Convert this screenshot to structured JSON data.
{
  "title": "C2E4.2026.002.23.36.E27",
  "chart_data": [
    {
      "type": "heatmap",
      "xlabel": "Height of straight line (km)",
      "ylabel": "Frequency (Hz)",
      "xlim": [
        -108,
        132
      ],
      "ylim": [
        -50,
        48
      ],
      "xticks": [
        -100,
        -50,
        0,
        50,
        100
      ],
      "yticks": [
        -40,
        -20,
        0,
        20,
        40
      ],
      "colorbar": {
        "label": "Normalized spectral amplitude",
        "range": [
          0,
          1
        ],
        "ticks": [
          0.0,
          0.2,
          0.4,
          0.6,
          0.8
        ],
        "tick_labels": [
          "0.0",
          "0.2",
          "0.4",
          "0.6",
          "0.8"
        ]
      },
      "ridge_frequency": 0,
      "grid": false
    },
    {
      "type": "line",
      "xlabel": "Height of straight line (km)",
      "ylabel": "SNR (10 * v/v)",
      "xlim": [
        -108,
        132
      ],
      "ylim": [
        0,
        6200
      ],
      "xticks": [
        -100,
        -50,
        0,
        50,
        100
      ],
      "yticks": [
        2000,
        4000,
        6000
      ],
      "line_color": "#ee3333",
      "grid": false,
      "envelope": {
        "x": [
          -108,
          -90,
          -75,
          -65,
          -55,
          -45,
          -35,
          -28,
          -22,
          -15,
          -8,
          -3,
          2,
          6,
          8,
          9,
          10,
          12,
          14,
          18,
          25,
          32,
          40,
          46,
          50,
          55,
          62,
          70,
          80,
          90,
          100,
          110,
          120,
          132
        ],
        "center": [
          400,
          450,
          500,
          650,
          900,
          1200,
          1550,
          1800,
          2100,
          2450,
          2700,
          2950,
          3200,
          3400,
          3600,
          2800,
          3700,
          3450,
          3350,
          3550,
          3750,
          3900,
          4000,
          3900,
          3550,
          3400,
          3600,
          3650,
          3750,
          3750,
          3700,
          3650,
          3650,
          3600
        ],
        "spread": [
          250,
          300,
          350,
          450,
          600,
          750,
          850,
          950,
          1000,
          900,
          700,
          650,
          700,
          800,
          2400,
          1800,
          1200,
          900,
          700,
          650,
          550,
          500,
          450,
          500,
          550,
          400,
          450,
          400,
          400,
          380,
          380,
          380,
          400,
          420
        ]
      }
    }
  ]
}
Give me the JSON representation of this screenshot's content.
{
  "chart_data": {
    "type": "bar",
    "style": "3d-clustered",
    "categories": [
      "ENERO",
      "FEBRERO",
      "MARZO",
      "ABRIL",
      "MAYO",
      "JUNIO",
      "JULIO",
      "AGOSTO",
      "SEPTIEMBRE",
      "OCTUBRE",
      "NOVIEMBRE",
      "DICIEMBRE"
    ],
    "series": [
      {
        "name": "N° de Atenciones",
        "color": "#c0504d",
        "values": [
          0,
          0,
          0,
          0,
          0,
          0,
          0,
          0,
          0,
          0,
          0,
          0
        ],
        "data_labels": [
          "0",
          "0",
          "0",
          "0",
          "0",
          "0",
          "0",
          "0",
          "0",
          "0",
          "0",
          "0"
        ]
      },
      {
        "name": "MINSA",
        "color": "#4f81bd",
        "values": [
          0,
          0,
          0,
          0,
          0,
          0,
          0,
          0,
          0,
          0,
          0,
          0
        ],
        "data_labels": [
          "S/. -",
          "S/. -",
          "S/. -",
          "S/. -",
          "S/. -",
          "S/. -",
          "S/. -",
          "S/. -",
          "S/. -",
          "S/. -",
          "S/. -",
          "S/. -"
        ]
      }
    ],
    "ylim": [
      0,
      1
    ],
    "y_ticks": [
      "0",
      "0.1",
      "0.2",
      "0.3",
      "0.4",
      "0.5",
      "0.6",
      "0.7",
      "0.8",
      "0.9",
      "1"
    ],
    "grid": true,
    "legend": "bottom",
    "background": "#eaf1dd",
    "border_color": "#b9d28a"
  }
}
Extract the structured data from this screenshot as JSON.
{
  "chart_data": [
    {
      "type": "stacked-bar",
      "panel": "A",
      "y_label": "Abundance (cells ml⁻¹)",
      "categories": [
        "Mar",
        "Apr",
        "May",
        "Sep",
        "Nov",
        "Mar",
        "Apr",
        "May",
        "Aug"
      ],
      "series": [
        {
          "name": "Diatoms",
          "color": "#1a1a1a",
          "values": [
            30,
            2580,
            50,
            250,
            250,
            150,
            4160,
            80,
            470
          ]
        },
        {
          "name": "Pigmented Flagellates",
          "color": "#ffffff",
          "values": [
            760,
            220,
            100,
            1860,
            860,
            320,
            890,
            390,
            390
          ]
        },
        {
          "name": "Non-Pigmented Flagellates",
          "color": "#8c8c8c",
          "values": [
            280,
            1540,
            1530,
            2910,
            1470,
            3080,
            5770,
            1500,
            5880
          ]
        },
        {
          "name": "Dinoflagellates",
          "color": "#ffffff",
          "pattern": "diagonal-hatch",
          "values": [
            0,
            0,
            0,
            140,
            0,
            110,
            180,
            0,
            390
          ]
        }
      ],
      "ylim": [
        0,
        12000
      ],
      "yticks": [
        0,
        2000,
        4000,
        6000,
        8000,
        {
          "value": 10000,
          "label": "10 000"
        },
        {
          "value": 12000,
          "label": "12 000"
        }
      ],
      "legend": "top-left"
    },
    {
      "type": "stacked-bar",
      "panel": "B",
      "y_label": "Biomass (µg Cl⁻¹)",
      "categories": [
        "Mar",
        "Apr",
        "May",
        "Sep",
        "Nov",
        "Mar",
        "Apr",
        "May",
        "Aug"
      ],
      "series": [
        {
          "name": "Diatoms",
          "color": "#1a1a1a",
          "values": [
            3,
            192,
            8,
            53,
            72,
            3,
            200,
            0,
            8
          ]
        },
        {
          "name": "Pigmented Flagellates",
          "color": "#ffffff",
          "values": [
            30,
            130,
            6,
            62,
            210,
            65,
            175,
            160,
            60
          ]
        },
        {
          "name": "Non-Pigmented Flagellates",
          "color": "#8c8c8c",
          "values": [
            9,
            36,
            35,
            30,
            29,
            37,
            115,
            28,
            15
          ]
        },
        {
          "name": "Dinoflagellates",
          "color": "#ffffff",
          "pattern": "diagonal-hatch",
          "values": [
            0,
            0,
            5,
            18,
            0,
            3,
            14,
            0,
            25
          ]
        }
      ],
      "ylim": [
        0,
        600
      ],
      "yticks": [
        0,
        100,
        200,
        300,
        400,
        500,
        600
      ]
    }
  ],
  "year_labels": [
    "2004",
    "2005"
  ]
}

::::::

Give back the data above exactly as it appears.

> _Task solution_:
Convert this screenshot to structured JSON data.
{
  "title": "C2E4.2026.002.23.36.E27",
  "chart_data": [
    {
      "type": "heatmap",
      "xlabel": "Height of straight line (km)",
      "ylabel": "Frequency (Hz)",
      "xlim": [
        -108,
        132
      ],
      "ylim": [
        -50,
        48
      ],
      "xticks": [
        -100,
        -50,
        0,
        50,
        100
      ],
      "yticks": [
        -40,
        -20,
        0,
        20,
        40
      ],
      "colorbar": {
        "label": "Normalized spectral amplitude",
        "range": [
          0,
          1
        ],
        "ticks": [
          0.0,
          0.2,
          0.4,
          0.6,
          0.8
        ],
        "tick_labels": [
          "0.0",
          "0.2",
          "0.4",
          "0.6",
          "0.8"
        ]
      },
      "ridge_frequency": 0,
      "grid": false
    },
    {
      "type": "line",
      "xlabel": "Height of straight line (km)",
      "ylabel": "SNR (10 * v/v)",
      "xlim": [
        -108,
        132
      ],
      "ylim": [
        0,
        6200
      ],
      "xticks": [
        -100,
        -50,
        0,
        50,
        100
      ],
      "yticks": [
        2000,
        4000,
        6000
      ],
      "line_color": "#ee3333",
      "grid": false,
      "envelope": {
        "x": [
          -108,
          -90,
          -75,
          -65,
          -55,
          -45,
          -35,
          -28,
          -22,
          -15,
          -8,
          -3,
          2,
          6,
          8,
          9,
          10,
          12,
          14,
          18,
          25,
          32,
          40,
          46,
          50,
          55,
          62,
          70,
          80,
          90,
          100,
          110,
          120,
          132
        ],
        "center": [
          400,
          450,
          500,
          650,
          900,
          1200,
          1550,
          1800,
          2100,
          2450,
          2700,
          2950,
          3200,
          3400,
          3600,
          2800,
          3700,
          3450,
          3350,
          3550,
          3750,
          3900,
          4000,
          3900,
          3550,
          3400,
          3600,
          3650,
          3750,
          3750,
          3700,
          3650,
          3650,
          3600
        ],
        "spread": [
          250,
          300,
          350,
          450,
          600,
          750,
          850,
          950,
          1000,
          900,
          700,
          650,
          700,
          800,
          2400,
          1800,
          1200,
          900,
          700,
          650,
          550,
          500,
          450,
          500,
          550,
          400,
          450,
          400,
          400,
          380,
          380,
          380,
          400,
          420
        ]
      }
    }
  ]
}
Give me the JSON representation of this screenshot's content.
{
  "chart_data": {
    "type": "bar",
    "style": "3d-clustered",
    "categories": [
      "ENERO",
      "FEBRERO",
      "MARZO",
      "ABRIL",
      "MAYO",
      "JUNIO",
      "JULIO",
      "AGOSTO",
      "SEPTIEMBRE",
      "OCTUBRE",
      "NOVIEMBRE",
      "DICIEMBRE"
    ],
    "series": [
      {
        "name": "N° de Atenciones",
        "color": "#c0504d",
        "values": [
          0,
          0,
          0,
          0,
          0,
          0,
          0,
          0,
          0,
          0,
          0,
          0
        ],
        "data_labels": [
          "0",
          "0",
          "0",
          "0",
          "0",
          "0",
          "0",
          "0",
          "0",
          "0",
          "0",
          "0"
        ]
      },
      {
        "name": "MINSA",
        "color": "#4f81bd",
        "values": [
          0,
          0,
          0,
          0,
          0,
          0,
          0,
          0,
          0,
          0,
          0,
          0
        ],
        "data_labels": [
          "S/. -",
          "S/. -",
          "S/. -",
          "S/. -",
          "S/. -",
          "S/. -",
          "S/. -",
          "S/. -",
          "S/. -",
          "S/. -",
          "S/. -",
          "S/. -"
        ]
      }
    ],
    "ylim": [
      0,
      1
    ],
    "y_ticks": [
      "0",
      "0.1",
      "0.2",
      "0.3",
      "0.4",
      "0.5",
      "0.6",
      "0.7",
      "0.8",
      "0.9",
      "1"
    ],
    "grid": true,
    "legend": "bottom",
    "background": "#eaf1dd",
    "border_color": "#b9d28a"
  }
}
Extract the structured data from this screenshot as JSON.
{
  "chart_data": [
    {
      "type": "stacked-bar",
      "panel": "A",
      "y_label": "Abundance (cells ml⁻¹)",
      "categories": [
        "Mar",
        "Apr",
        "May",
        "Sep",
        "Nov",
        "Mar",
        "Apr",
        "May",
        "Aug"
      ],
      "series": [
        {
          "name": "Diatoms",
          "color": "#1a1a1a",
          "values": [
            30,
            2580,
            50,
            250,
            250,
            150,
            4160,
            80,
            470
          ]
        },
        {
          "name": "Pigmented Flagellates",
          "color": "#ffffff",
          "values": [
            760,
            220,
            100,
            1860,
            860,
            320,
            890,
            390,
            390
          ]
        },
        {
          "name": "Non-Pigmented Flagellates",
          "color": "#8c8c8c",
          "values": [
            280,
            1540,
            1530,
            2910,
            1470,
            3080,
            5770,
            1500,
            5880
          ]
        },
        {
          "name": "Dinoflagellates",
          "color": "#ffffff",
          "pattern": "diagonal-hatch",
          "values": [
            0,
            0,
            0,
            140,
            0,
            110,
            180,
            0,
            390
          ]
        }
      ],
      "ylim": [
        0,
        12000
      ],
      "yticks": [
        0,
        2000,
        4000,
        6000,
        8000,
        {
          "value": 10000,
          "label": "10 000"
        },
        {
          "value": 12000,
          "label": "12 000"
        }
      ],
      "legend": "top-left"
    },
    {
      "type": "stacked-bar",
      "panel": "B",
      "y_label": "Biomass (µg Cl⁻¹)",
      "categories": [
        "Mar",
        "Apr",
        "May",
        "Sep",
        "Nov",
        "Mar",
        "Apr",
        "May",
        "Aug"
      ],
      "series": [
        {
          "name": "Diatoms",
          "color": "#1a1a1a",
          "values": [
            3,
            192,
            8,
            53,
            72,
            3,
            200,
            0,
            8
          ]
        },
        {
          "name": "Pigmented Flagellates",
          "color": "#ffffff",
          "values": [
            30,
            130,
            6,
            62,
            210,
            65,
            175,
            160,
            60
          ]
        },
        {
          "name": "Non-Pigmented Flagellates",
          "color": "#8c8c8c",
          "values": [
            9,
            36,
            35,
            30,
            29,
            37,
            115,
            28,
            15
          ]
        },
        {
          "name": "Dinoflagellates",
          "color": "#ffffff",
          "pattern": "diagonal-hatch",
          "values": [
            0,
            0,
            5,
            18,
            0,
            3,
            14,
            0,
            25
          ]
        }
      ],
      "ylim": [
        0,
        600
      ],
      "yticks": [
        0,
        100,
        200,
        300,
        400,
        500,
        600
      ]
    }
  ],
  "year_labels": [
    "2004",
    "2005"
  ]
}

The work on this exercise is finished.